- WHAT IS BEING ASKED -
Pictures should be excluded; otherwise, copy every entry exactly.

[Chart and figure data]
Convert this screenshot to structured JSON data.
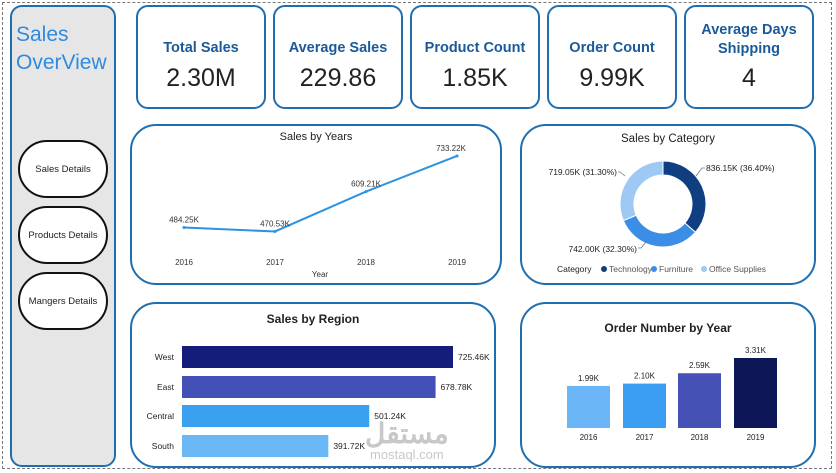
{
  "sidebar": {
    "title_line1": "Sales",
    "title_line2": "OverView",
    "buttons": [
      "Sales Details",
      "Products Details",
      "Mangers Details"
    ]
  },
  "kpis": [
    {
      "label": "Total Sales",
      "value": "2.30M"
    },
    {
      "label": "Average Sales",
      "value": "229.86"
    },
    {
      "label": "Product Count",
      "value": "1.85K"
    },
    {
      "label": "Order Count",
      "value": "9.99K"
    },
    {
      "label_line1": "Average Days",
      "label_line2": "Shipping",
      "value": "4"
    }
  ],
  "colors": {
    "border": "#1f6fb0",
    "line": "#2d93e0",
    "technology": "#0f3f80",
    "furniture": "#3a8ee6",
    "office_supplies": "#9ec9f5",
    "region_west": "#141e7a",
    "region_east": "#4250b8",
    "region_central": "#3aa0f0",
    "region_south": "#6ab8f5",
    "order_2016": "#6bb6f7",
    "order_2017": "#3b9ef2",
    "order_2018": "#4551b5",
    "order_2019": "#0d1656"
  },
  "charts": {
    "sales_by_years": {
      "title": "Sales by Years",
      "xlabel": "Year"
    },
    "sales_by_category": {
      "title": "Sales by Category",
      "legend_title": "Category"
    },
    "sales_by_region": {
      "title": "Sales by Region"
    },
    "order_number_by_year": {
      "title": "Order Number by Year"
    }
  },
  "chart_data": [
    {
      "type": "line",
      "title": "Sales by Years",
      "xlabel": "Year",
      "ylabel": "",
      "x": [
        "2016",
        "2017",
        "2018",
        "2019"
      ],
      "values": [
        484.25,
        470.53,
        609.21,
        733.22
      ],
      "data_labels": [
        "484.25K",
        "470.53K",
        "609.21K",
        "733.22K"
      ],
      "grid": false
    },
    {
      "type": "pie",
      "title": "Sales by Category",
      "legend_title": "Category",
      "legend_position": "bottom",
      "categories": [
        "Technology",
        "Furniture",
        "Office Supplies"
      ],
      "values": [
        836.15,
        742.0,
        719.05
      ],
      "percents": [
        36.4,
        32.3,
        31.3
      ],
      "data_labels": [
        "836.15K (36.40%)",
        "742.00K (32.30%)",
        "719.05K (31.30%)"
      ]
    },
    {
      "type": "bar",
      "orientation": "horizontal",
      "title": "Sales by Region",
      "categories": [
        "West",
        "East",
        "Central",
        "South"
      ],
      "values": [
        725.46,
        678.78,
        501.24,
        391.72
      ],
      "data_labels": [
        "725.46K",
        "678.78K",
        "501.24K",
        "391.72K"
      ]
    },
    {
      "type": "bar",
      "title": "Order Number by Year",
      "categories": [
        "2016",
        "2017",
        "2018",
        "2019"
      ],
      "values": [
        1.99,
        2.1,
        2.59,
        3.31
      ],
      "data_labels": [
        "1.99K",
        "2.10K",
        "2.59K",
        "3.31K"
      ]
    }
  ],
  "watermark": {
    "arabic": "مستقل",
    "latin": "mostaql.com"
  }
}
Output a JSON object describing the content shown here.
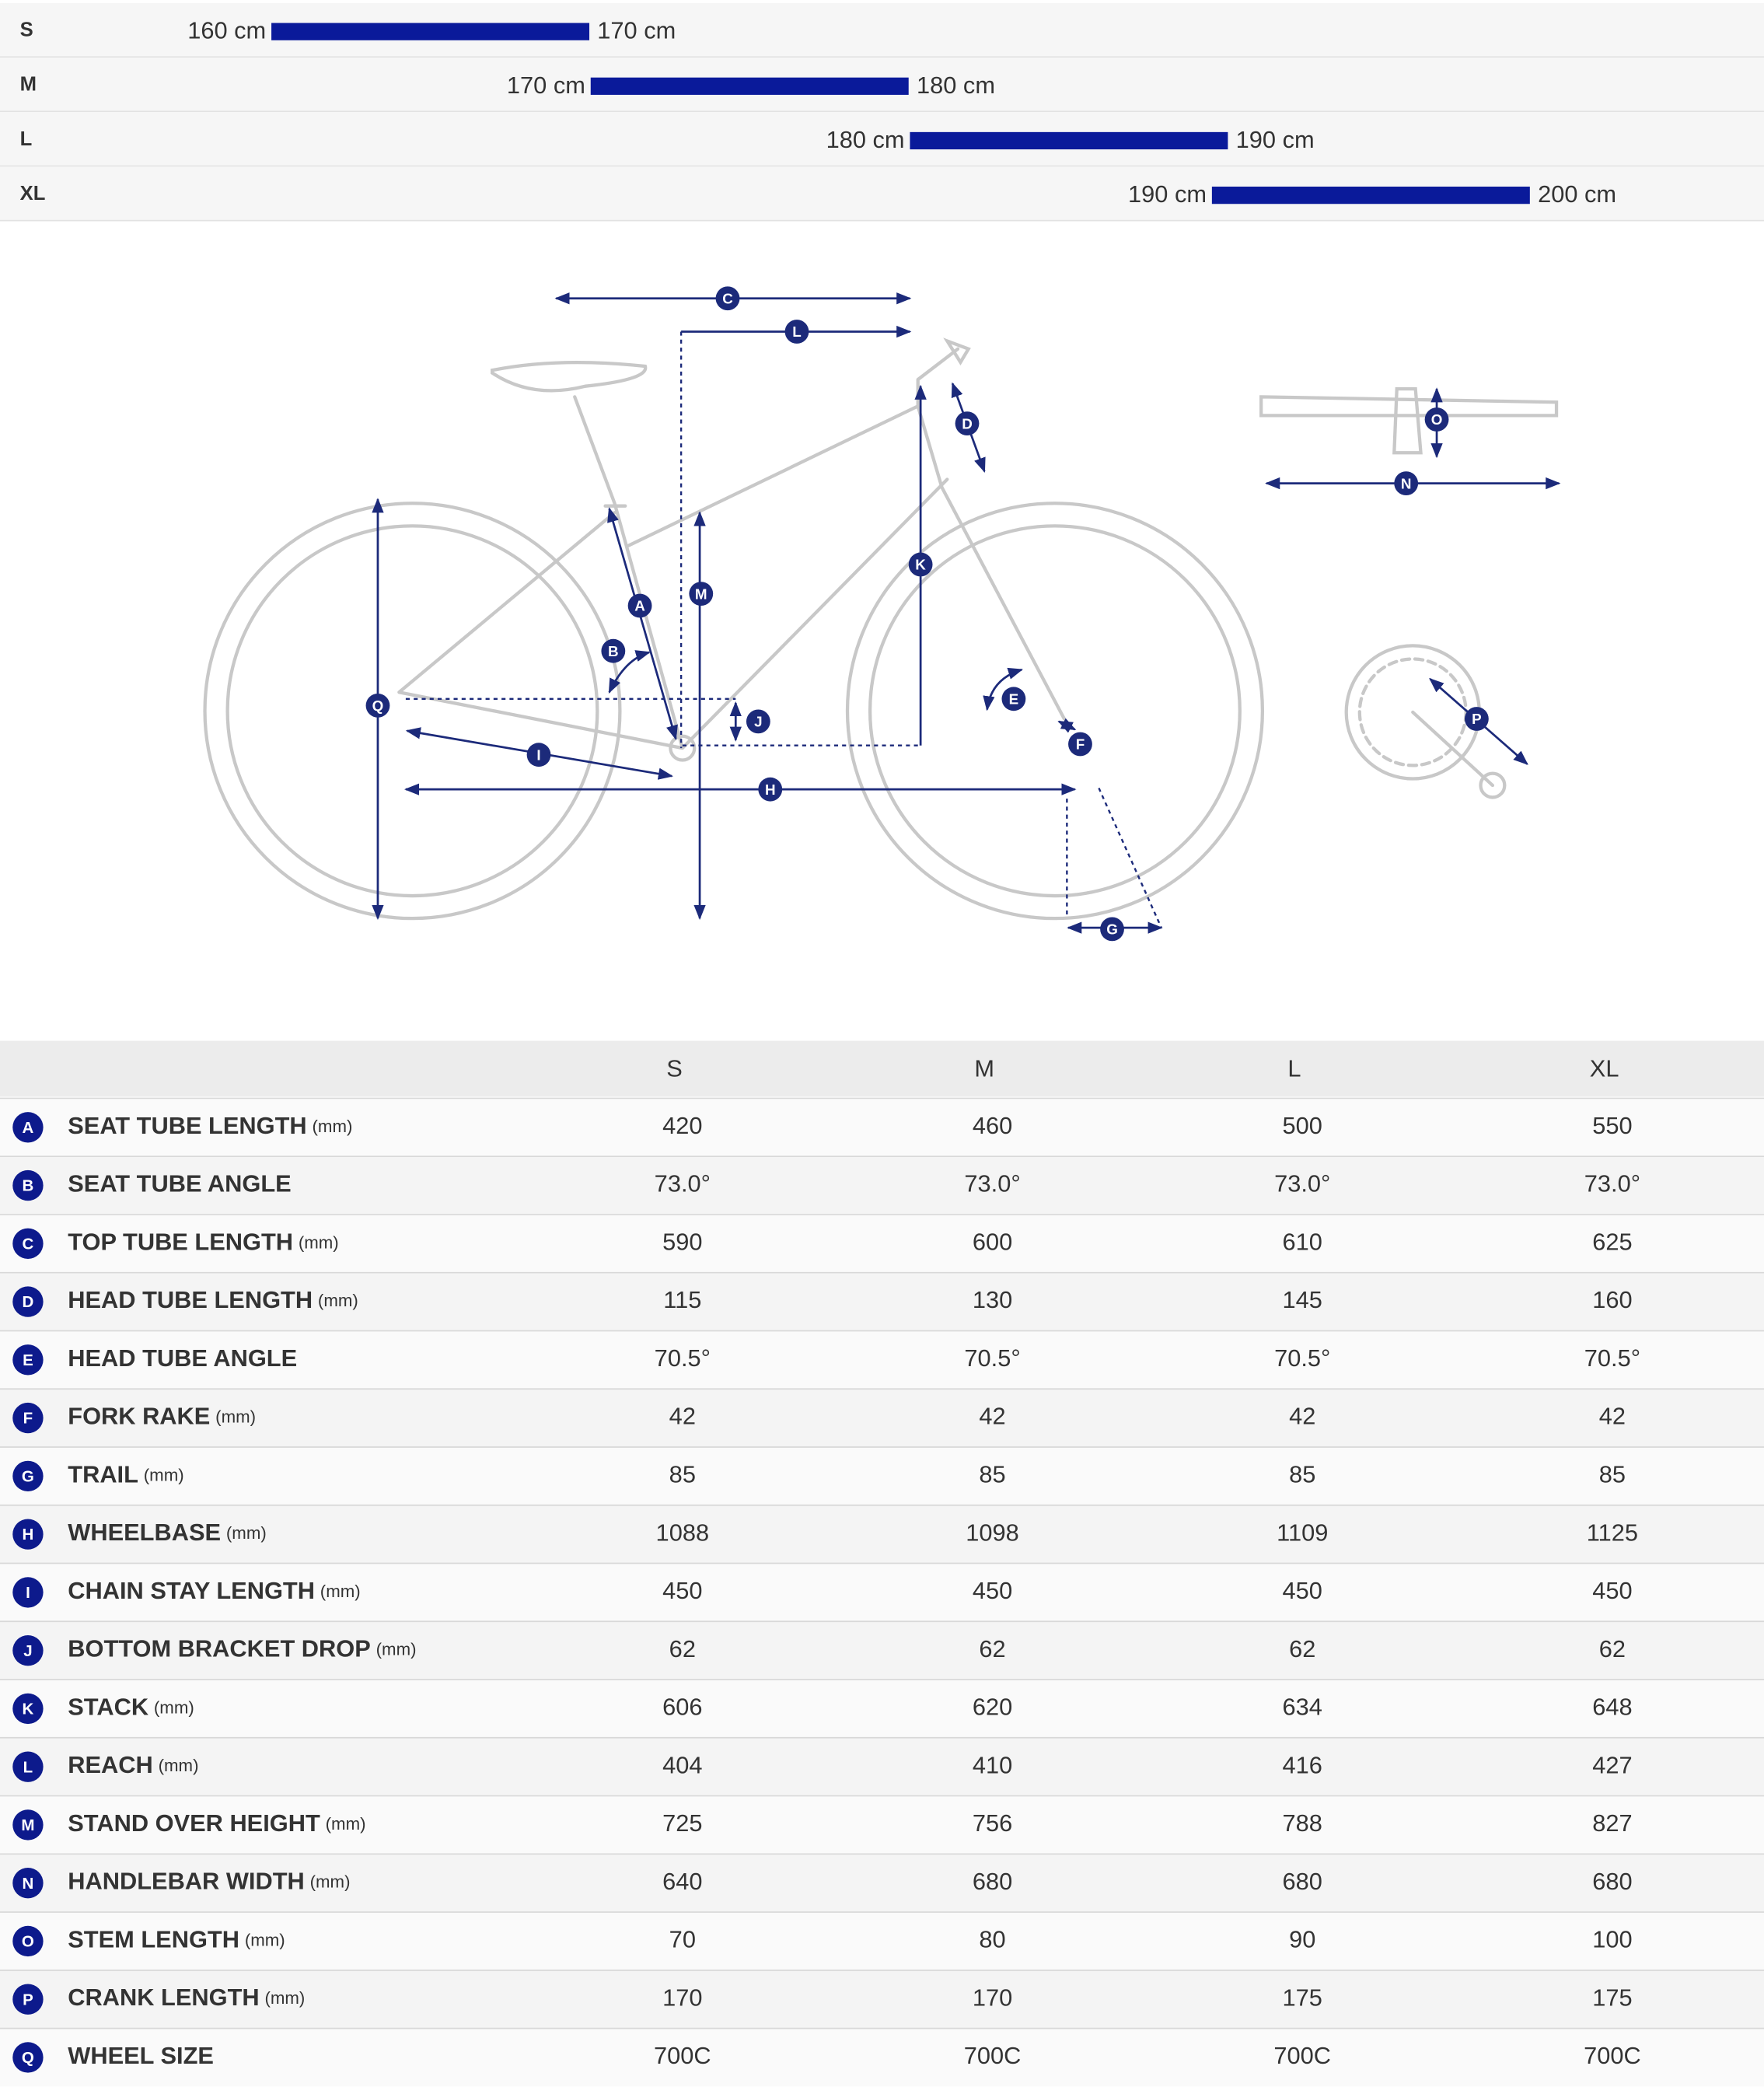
{
  "size_chart": {
    "rows": [
      {
        "size": "S",
        "min": "160 cm",
        "max": "170 cm"
      },
      {
        "size": "M",
        "min": "170 cm",
        "max": "180 cm"
      },
      {
        "size": "L",
        "min": "180 cm",
        "max": "190 cm"
      },
      {
        "size": "XL",
        "min": "190 cm",
        "max": "200 cm"
      }
    ]
  },
  "table": {
    "header": [
      "S",
      "M",
      "L",
      "XL"
    ],
    "rows": [
      {
        "letter": "A",
        "name": "SEAT TUBE LENGTH",
        "unit": "(mm)",
        "values": [
          "420",
          "460",
          "500",
          "550"
        ]
      },
      {
        "letter": "B",
        "name": "SEAT TUBE ANGLE",
        "values": [
          "73.0°",
          "73.0°",
          "73.0°",
          "73.0°"
        ]
      },
      {
        "letter": "C",
        "name": "TOP TUBE LENGTH",
        "unit": "(mm)",
        "values": [
          "590",
          "600",
          "610",
          "625"
        ]
      },
      {
        "letter": "D",
        "name": "HEAD TUBE LENGTH",
        "unit": "(mm)",
        "values": [
          "115",
          "130",
          "145",
          "160"
        ]
      },
      {
        "letter": "E",
        "name": "HEAD TUBE ANGLE",
        "values": [
          "70.5°",
          "70.5°",
          "70.5°",
          "70.5°"
        ]
      },
      {
        "letter": "F",
        "name": "FORK RAKE",
        "unit": "(mm)",
        "values": [
          "42",
          "42",
          "42",
          "42"
        ]
      },
      {
        "letter": "G",
        "name": "TRAIL",
        "unit": "(mm)",
        "values": [
          "85",
          "85",
          "85",
          "85"
        ]
      },
      {
        "letter": "H",
        "name": "WHEELBASE",
        "unit": "(mm)",
        "values": [
          "1088",
          "1098",
          "1109",
          "1125"
        ]
      },
      {
        "letter": "I",
        "name": "CHAIN STAY LENGTH",
        "unit": "(mm)",
        "values": [
          "450",
          "450",
          "450",
          "450"
        ]
      },
      {
        "letter": "J",
        "name": "BOTTOM BRACKET DROP",
        "unit": "(mm)",
        "values": [
          "62",
          "62",
          "62",
          "62"
        ]
      },
      {
        "letter": "K",
        "name": "STACK",
        "unit": "(mm)",
        "values": [
          "606",
          "620",
          "634",
          "648"
        ]
      },
      {
        "letter": "L",
        "name": "REACH",
        "unit": "(mm)",
        "values": [
          "404",
          "410",
          "416",
          "427"
        ]
      },
      {
        "letter": "M",
        "name": "STAND OVER HEIGHT",
        "unit": "(mm)",
        "values": [
          "725",
          "756",
          "788",
          "827"
        ]
      },
      {
        "letter": "N",
        "name": "HANDLEBAR WIDTH",
        "unit": "(mm)",
        "values": [
          "640",
          "680",
          "680",
          "680"
        ]
      },
      {
        "letter": "O",
        "name": "STEM LENGTH",
        "unit": "(mm)",
        "values": [
          "70",
          "80",
          "90",
          "100"
        ]
      },
      {
        "letter": "P",
        "name": "CRANK LENGTH",
        "unit": "(mm)",
        "values": [
          "170",
          "170",
          "175",
          "175"
        ]
      },
      {
        "letter": "Q",
        "name": "WHEEL SIZE",
        "values": [
          "700C",
          "700C",
          "700C",
          "700C"
        ]
      }
    ]
  }
}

- EXERCISE RESPONSE -
Convert this screenshot to structured JSON data.
{
  "sidebar": {
    "title_line1": "Sales",
    "title_line2": "OverView",
    "buttons": [
      "Sales Details",
      "Products Details",
      "Mangers Details"
    ]
  },
  "kpis": [
    {
      "label": "Total Sales",
      "value": "2.30M"
    },
    {
      "label": "Average Sales",
      "value": "229.86"
    },
    {
      "label": "Product Count",
      "value": "1.85K"
    },
    {
      "label": "Order Count",
      "value": "9.99K"
    },
    {
      "label_line1": "Average Days",
      "label_line2": "Shipping",
      "value": "4"
    }
  ],
  "colors": {
    "border": "#1f6fb0",
    "line": "#2d93e0",
    "technology": "#0f3f80",
    "furniture": "#3a8ee6",
    "office_supplies": "#9ec9f5",
    "region_west": "#141e7a",
    "region_east": "#4250b8",
    "region_central": "#3aa0f0",
    "region_south": "#6ab8f5",
    "order_2016": "#6bb6f7",
    "order_2017": "#3b9ef2",
    "order_2018": "#4551b5",
    "order_2019": "#0d1656"
  },
  "charts": {
    "sales_by_years": {
      "title": "Sales by Years",
      "xlabel": "Year"
    },
    "sales_by_category": {
      "title": "Sales by Category",
      "legend_title": "Category"
    },
    "sales_by_region": {
      "title": "Sales by Region"
    },
    "order_number_by_year": {
      "title": "Order Number by Year"
    }
  },
  "chart_data": [
    {
      "type": "line",
      "title": "Sales by Years",
      "xlabel": "Year",
      "ylabel": "",
      "x": [
        "2016",
        "2017",
        "2018",
        "2019"
      ],
      "values": [
        484.25,
        470.53,
        609.21,
        733.22
      ],
      "data_labels": [
        "484.25K",
        "470.53K",
        "609.21K",
        "733.22K"
      ],
      "grid": false
    },
    {
      "type": "pie",
      "title": "Sales by Category",
      "legend_title": "Category",
      "legend_position": "bottom",
      "categories": [
        "Technology",
        "Furniture",
        "Office Supplies"
      ],
      "values": [
        836.15,
        742.0,
        719.05
      ],
      "percents": [
        36.4,
        32.3,
        31.3
      ],
      "data_labels": [
        "836.15K (36.40%)",
        "742.00K (32.30%)",
        "719.05K (31.30%)"
      ]
    },
    {
      "type": "bar",
      "orientation": "horizontal",
      "title": "Sales by Region",
      "categories": [
        "West",
        "East",
        "Central",
        "South"
      ],
      "values": [
        725.46,
        678.78,
        501.24,
        391.72
      ],
      "data_labels": [
        "725.46K",
        "678.78K",
        "501.24K",
        "391.72K"
      ]
    },
    {
      "type": "bar",
      "title": "Order Number by Year",
      "categories": [
        "2016",
        "2017",
        "2018",
        "2019"
      ],
      "values": [
        1.99,
        2.1,
        2.59,
        3.31
      ],
      "data_labels": [
        "1.99K",
        "2.10K",
        "2.59K",
        "3.31K"
      ]
    }
  ],
  "watermark": {
    "arabic": "مستقل",
    "latin": "mostaql.com"
  }
}
Output a JSON object describing the content shown here.
{
  "size_chart": {
    "rows": [
      {
        "size": "S",
        "min": "160 cm",
        "max": "170 cm"
      },
      {
        "size": "M",
        "min": "170 cm",
        "max": "180 cm"
      },
      {
        "size": "L",
        "min": "180 cm",
        "max": "190 cm"
      },
      {
        "size": "XL",
        "min": "190 cm",
        "max": "200 cm"
      }
    ]
  },
  "table": {
    "header": [
      "S",
      "M",
      "L",
      "XL"
    ],
    "rows": [
      {
        "letter": "A",
        "name": "SEAT TUBE LENGTH",
        "unit": "(mm)",
        "values": [
          "420",
          "460",
          "500",
          "550"
        ]
      },
      {
        "letter": "B",
        "name": "SEAT TUBE ANGLE",
        "values": [
          "73.0°",
          "73.0°",
          "73.0°",
          "73.0°"
        ]
      },
      {
        "letter": "C",
        "name": "TOP TUBE LENGTH",
        "unit": "(mm)",
        "values": [
          "590",
          "600",
          "610",
          "625"
        ]
      },
      {
        "letter": "D",
        "name": "HEAD TUBE LENGTH",
        "unit": "(mm)",
        "values": [
          "115",
          "130",
          "145",
          "160"
        ]
      },
      {
        "letter": "E",
        "name": "HEAD TUBE ANGLE",
        "values": [
          "70.5°",
          "70.5°",
          "70.5°",
          "70.5°"
        ]
      },
      {
        "letter": "F",
        "name": "FORK RAKE",
        "unit": "(mm)",
        "values": [
          "42",
          "42",
          "42",
          "42"
        ]
      },
      {
        "letter": "G",
        "name": "TRAIL",
        "unit": "(mm)",
        "values": [
          "85",
          "85",
          "85",
          "85"
        ]
      },
      {
        "letter": "H",
        "name": "WHEELBASE",
        "unit": "(mm)",
        "values": [
          "1088",
          "1098",
          "1109",
          "1125"
        ]
      },
      {
        "letter": "I",
        "name": "CHAIN STAY LENGTH",
        "unit": "(mm)",
        "values": [
          "450",
          "450",
          "450",
          "450"
        ]
      },
      {
        "letter": "J",
        "name": "BOTTOM BRACKET DROP",
        "unit": "(mm)",
        "values": [
          "62",
          "62",
          "62",
          "62"
        ]
      },
      {
        "letter": "K",
        "name": "STACK",
        "unit": "(mm)",
        "values": [
          "606",
          "620",
          "634",
          "648"
        ]
      },
      {
        "letter": "L",
        "name": "REACH",
        "unit": "(mm)",
        "values": [
          "404",
          "410",
          "416",
          "427"
        ]
      },
      {
        "letter": "M",
        "name": "STAND OVER HEIGHT",
        "unit": "(mm)",
        "values": [
          "725",
          "756",
          "788",
          "827"
        ]
      },
      {
        "letter": "N",
        "name": "HANDLEBAR WIDTH",
        "unit": "(mm)",
        "values": [
          "640",
          "680",
          "680",
          "680"
        ]
      },
      {
        "letter": "O",
        "name": "STEM LENGTH",
        "unit": "(mm)",
        "values": [
          "70",
          "80",
          "90",
          "100"
        ]
      },
      {
        "letter": "P",
        "name": "CRANK LENGTH",
        "unit": "(mm)",
        "values": [
          "170",
          "170",
          "175",
          "175"
        ]
      },
      {
        "letter": "Q",
        "name": "WHEEL SIZE",
        "values": [
          "700C",
          "700C",
          "700C",
          "700C"
        ]
      }
    ]
  }
}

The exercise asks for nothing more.